> _Set problem_: In the material below, find every line with "کارمندان" and pull it out.

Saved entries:
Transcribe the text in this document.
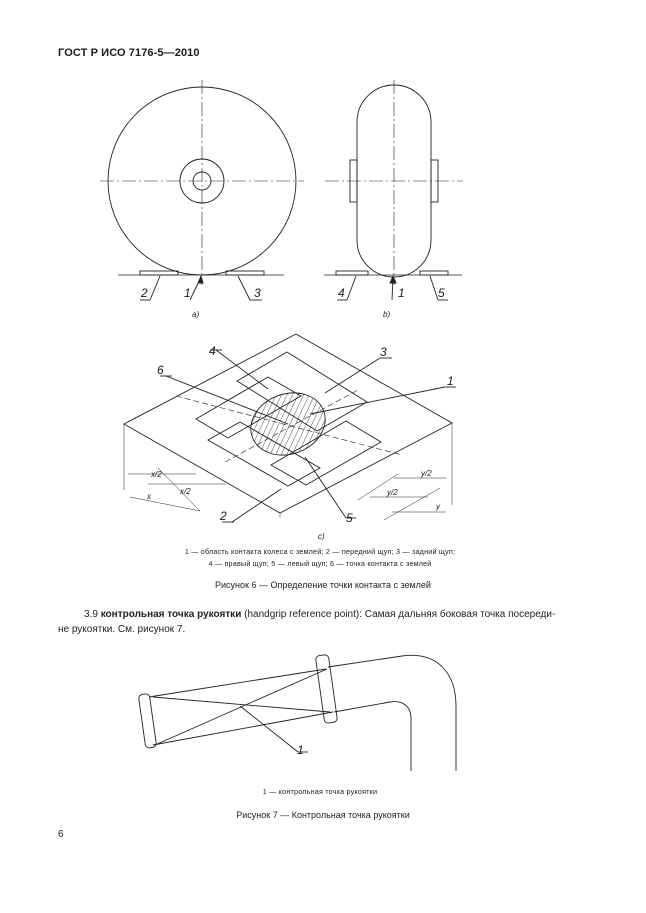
ГОСТ Р ИСО 7176-5—2010
2	1	3
a)
4	1	5
b)
4	3
6
1
2	5
x/2
x/2
x
y/2
y/2
y
c)
1 — область контакта колеса с землей; 2 — передний щуп; 3 — задний щуп;
4 — правый щуп; 5 — левый щуп; 6 — точка контакта с землей
Рисунок 6 — Определение точки контакта с землей
3.9 контрольная точка рукоятки (handgrip reference point): Самая дальняя боковая точка посереди-
не рукоятки. См. рисунок 7.
1
1 — контрольная точка рукоятки
Рисунок 7 — Контрольная точка рукоятки
6
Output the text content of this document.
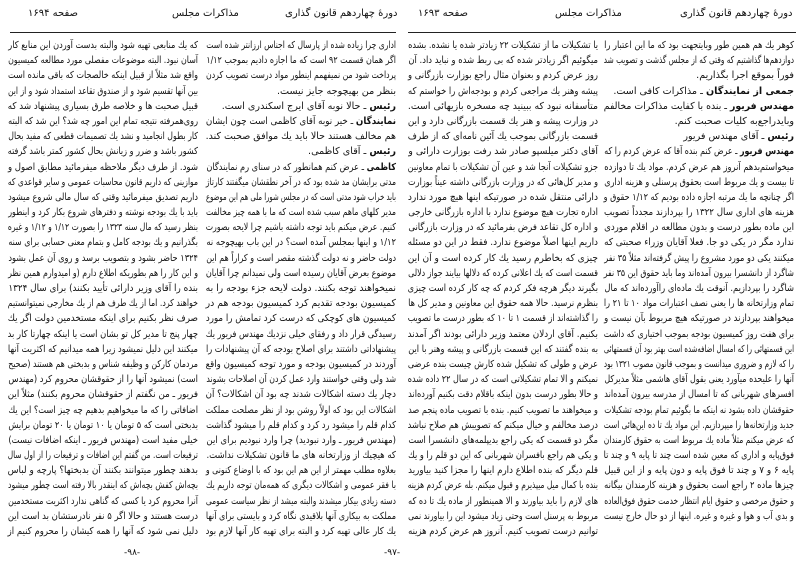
صفحه ۱۶۹۴	مذاکرات مجلس	دورهٔ چهاردهم قانون گذاری صفحه ۱۶۹۳	مذاکرات مجلس	دورهٔ چهاردهم قانون گذاری
که یك منابعی تهیه شود والبته بدست آوردن این منابع کار
آسان نبود. البته موضوعات مفصلی مورد مطالعه کمیسیون
واقع شد مثلاً از قبیل اینکه خالصجات که باقی مانده است
بین آنها تقسیم شود و از صندوق تقاعد استمداد شود و از این
قبیل صحبت ها و خلاصه طرق بسیاری پیشنهاد شد که
روی‌همرفته نتیجه تمام این امور چه شد؟ این شد که البته
کار بطول انجامید و نشد یك تصمیمات قطعی که مفید بحال
کشور باشد و ضرر و زیانش بحال کشور کمتر باشد گرفته
شود. از طرف دیگر ملاحظه میفرمائید مطابق اصول و
موازینی که داریم قانون محاسبات عمومی و سایر قواعدی که
داریم تصدیق میفرمائید وقتی که سال مالی شروع میشود
باید با یك بودجه نوشته و دفترهای شروع بکار کرد و اینطور
بنظر رسید که مال سنه ۱۳۲۳ را بصورت ۱/۱۲ و ۱/۱۲ و غیره
بگذرانیم و یك بودجه کامل و بتمام معنی حسابی برای سنه
۱۳۲۴ حاضر بشود و بتصویب برسد و روی آن عمل بشود
و این کار را هم بطوریکه اطلاع دارم (و امیدوارم همین نظر
بنده را آقای وزیر دارائی تأیید بکنند) برای سال ۱۳۲۴
خواهند کرد. اما از یك طرف هم از یك مخارجی نمیتوانستیم
صرف نظر بکنیم برای اینکه مستخدمین دولت اگر یك
چهار پنج تا مدیر کل تو بشان است یا اینکه چهارتا کار بد
میکنند این دلیل نمیشود زیرا همه میدانیم که اکثریت آنها
مردمان کارکن و وظیفه شناس و بدبختی هم هستند (صحیح
است) نمیشود آنها را از حقوقشان محروم کرد (مهندس
فریور ـ من نگفتم از حقوقشان محروم بکنند) مثلاً این
اضافاتی را که ما میخواهیم بدهیم چه چیز است؟ این یك
بدبختی است که ۵ تومان یا ۱۰ تومان یا ۲۰ تومان برایش
خیلی مفید است (مهندس فریور ـ اینکه اضافات نیست)
ترفیعات است. من گفتم این اضافات و ترفیعات را از اول سال
بدهند چطور میتوانند بکنند آن بدبختها؟ پارچه و لباس
بچه‌اش کفش بچه‌اش که اینقدر بالا رفته است چطور میشود
آنرا محروم کرد یا کسی که گناهی ندارد اکثریت مستخدمین
درست هستند و حالا اگر ۵ نفر نادرستشان بد است این
دلیل نمی شود که آنها را همه کیشان را محروم کنیم از
اداری چرا زیاده شده از پارسال که اجناس ارزانتر شده است
اگر همان قسمت ۹۲ است که ما اجازه دادیم بموجب ۱/۱۲
پرداخت شود من نمیفهمم اینطور مواد درست تصویب کردن
بنظر من بهیچوجه جایز نیست.
رئیس ـ حالا نوبه آقای ایرج اسکندری است.
نمایندگان ـ خیر نوبه آقای کاظمی است چون ایشان
هم مخالف هستند حالا باید یك موافق صحبت کند.
رئیس ـ آقای کاظمی.
کاظمی ـ عرض کنم همانطور که در سنای رم نمایندگان
مدتی برایشان مد شده بود که در آخر نطقشان میگفتند کارتاژ
باید خراب شود مدتی است که در مجلس شورا ملی هم این موضوع
مدیر کلهای ماهم سبب شده است که ما با همه چیز مخالفت
کنیم. عرض میکنم باید توجه داشته باشیم چرا لایحه بصورت
۱/۱۲ و اینها بمجلس آمده است؟ در این باب بهیچوجه نه
دولت حاضر و نه دولت گذشته مقصر است و کراراً هم این
موضوع بعرض آقایان رسیده است ولی نمیدانم چرا آقایان
نمیخواهند توجه بکنند. دولت لایحه جزء بودجه را به
کمیسیون بودجه تقدیم کرد کمیسیون بودجه هم در
کمیسیون های کوچکی که درست کرد تمامش را مورد
رسیدگی قرار داد و رفقای خیلی نزدیك مهندس فریور یك
پیشنهاداتی داشتند برای اصلاح بودجه که آن پیشنهادات را
آوردند در کمیسیون بودجه و مورد توجه کمیسیون واقع
شد ولی وقتی خواستند وارد عمل کردن آن اصلاحات بشوند
دچار یك دسته اشکالات شدند چه بود آن اشکالات؟ آن
اشکالات این بود که اولاً روشن بود از نظر مصلحت مملکت
کدام قلم را میشود رد کرد و کدام قلم را میشود گذاشت
(مهندس فریور ـ وارد نبودید) چرا وارد نبودیم برای این
که هیچیك از وزارتخانه های ما قانون تشکیلات نداشت.
بعلاوه مطلب مهمتر از این هم این بود که با اوضاع کنونی و
با فقر عمومی و اشکالات دیگری که همه‌مان توجه داریم یك
دسته زیادی بیکار میشدند والبته میشد از نظر سیاست عمومی
مملکت به بیکاری آنها بلاقیدی نگاه کرد و بایستی برای آنها
یك کار عالی تهیه کرد و البته برای تهیه کار آنها لازم بود
یا تشکیلات ما از تشکیلات ۲۲ زیادتر شده یا نشده. بشده
میگوئیم اگر زیادتر شده که بی ربط شده و نباید داد. آن
روز عرض کردم و بعنوان مثال راجع بوزارت بازرگانی و
پیشه وهنر یك مراجعی کردم و بودجه‌اش را خواستم که
متأسفانه نبود که ببینید چه مسخره بازیهائی است.
در وزارت پیشه و هنر یك قسمت بازرگانی دارد و این
قسمت بازرگانی بموجب یك آئین نامه‌ای که از طرف
آقای دکتر میلسپو صادر شد رفت بوزارت دارائی و
جزو تشکیلات آنجا شد و عین آن تشکیلات با تمام معاونین
و مدیر کل‌هائی که در وزارت بازرگانی داشته عیناً بوزارت
دارائی منتقل شده در صورتیکه اینها هیچ مورد ندارد
اداره تجارت هیچ موضوع ندارد با اداره بازرگانی خارجی
و اداره کل تقاعد فرض بفرمائید که در وزارت بازرگانی
داریم اینها اصلاً موضوع ندارد. فقط در این دو مسئله
چیزی که بخاطرم رسید یك کار کرده است و آن این
قسمت است که یك اعلانی کرده که دلالها بیایند جواز دلالی
بگیرند دیگر هرچه فکر کردم که چه کار کرده است چیزی
بنظرم نرسید. حالا همه حقوق این معاونین و مدیر کل ها
را گذاشته‌اند از قسمت ۱ تا ۱۰ که بطور درست ما تصویب
بکنیم. آقای اردلان معتمد وزیر دارائی بودند اگر آمدند
به بنده گفتند که این قسمت بازرگانی و پیشه وهنر با این
عرض و طولی که تشکیل شده کارش چیست بنده عرضی
نمیکنم و الا تمام تشکیلاتی است که در سال ۲۲ داده شده
و حالا بطور درست بدون اینکه باقلام دقت بکنیم آورده‌اند
و میخواهند ما تصویب کنیم. بنده با تصویب ماده پنجم صد
درصد مخالفم و خیال میکنم که تصویبش هم صلاح نباشد
مگر دو قسمت که یکی راجع بدیپلمه‌های دانشسرا است
و یکی هم راجع بافسران شهربانی که این دو قلم را و یك
قلم دیگر که بنده اطلاع دارم اینها را مجزا کنید بیاورید
بنده با کمال میل میپذیرم و قبول میکنم. بله عرض کردم هزینه
های لازم را باید بیاورند و الا همینطور از ماده یك تا ده که
مربوط به پرسنل است وحتی زیاد میشود این را بیاورند نمی
توانیم درست تصویب کنیم. آنروز هم عرض کردم هزینه
کوهر یك هم همین طور وبایتجهت بود که ما این اعتبار را
دوازدهم‌ها گذاشتیم که وقتی که از مجلس گذشت و تصویب شد
فوراً بموقع اجرا بگذاریم.
جمعی از نمایندگان ـ مذاکرات کافی است.
مهندس فریور ـ بنده با کفایت مذاکرات مخالفم
وبایدراجع‌به کلیات صحبت کنم.
رئیس ـ آقای مهندس فریور
مهندس فریور ـ عرض کنم بنده آقا که عرض کردم را که
میخواستم‌بدهم آنروز هم عرض کردم. مواد یك تا دوازده
تا بیست و یك مربوط است بحقوق پرسنلی و هزینه اداری
اگر چنانچه ما یك مرتبه اجازه داده بودیم که ۱/۱۲ حقوق و
هزینه های اداری سال ۱۳۲۲ را بپردازند مجدداً تصویب
این ماده بطور درست و بدون مطالعه در اقلام موردی
ندارد مگر در یکی دو جا. فعلا آقایان وزراء صحبتی که
میکنند یکی دو مورد مشروع را پیش گرفته‌اند مثلاً ۳۵ نفر
شاگرد از دانشسرا بیرون آمده‌اند وما باید حقوق این ۳۵ نفر
شاگرد را بپردازیم. آنوقت یك ماده‌ای راآورده‌اند که مال
تمام وزارتخانه ها را یعنی نصف اعتبارات مواد ۱۰ تا ۲۱ را
میخواهند بپردازند در صورتیکه هیچ مربوط بآن نیست و
برای هفت روز کمیسیون بودجه بموجب اختیاری که داشت
این قسمتهائی را که امسال اضافه‌شده است بهتر بود آن قسمتهائی
را که لازم و ضروری میدانست و بموجب قانون مصوب ۱۳۲۱ بود
آنها را علیحده میآورد یعنی بقول آقای هاشمی مثلاً مدیرکل
افسرهای شهربانی که تا امسال از مدرسه بیرون آمده‌اند
حقوقشان داده بشود نه اینکه ما بگوئیم تمام بودجه تشکیلات
جدید وزارتخانه‌ها را میپردازیم. این مواد یك تا ده این‌هائی است
که عرض میکنم مثلاً ماده یك مربوط است به حقوق کارمندان
فوق‌پایه و اداری که معین شده است چند تا پایه ۹ و چند تا
پایه ۶ و ۷ و چند تا فوق پایه و دون پایه و از این قبیل
چیزها ماده ۲ راجع است بحقوق و هزینه کارمندان بیگانه
و حقوق مرخصی و حقوق ایام انتظار خدمت حقوق فوق‌العاده
و بدی آب و هوا و غیره و غیره. اینها از دو حال خارج نیست
-۹۸-	-۹۷-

> _Exercise solution_:
که عرض میکنم مثلاً ماده یك مربوط است به حقوق کارمندان
چیزها ماده ۲ راجع است بحقوق و هزینه کارمندان بیگانه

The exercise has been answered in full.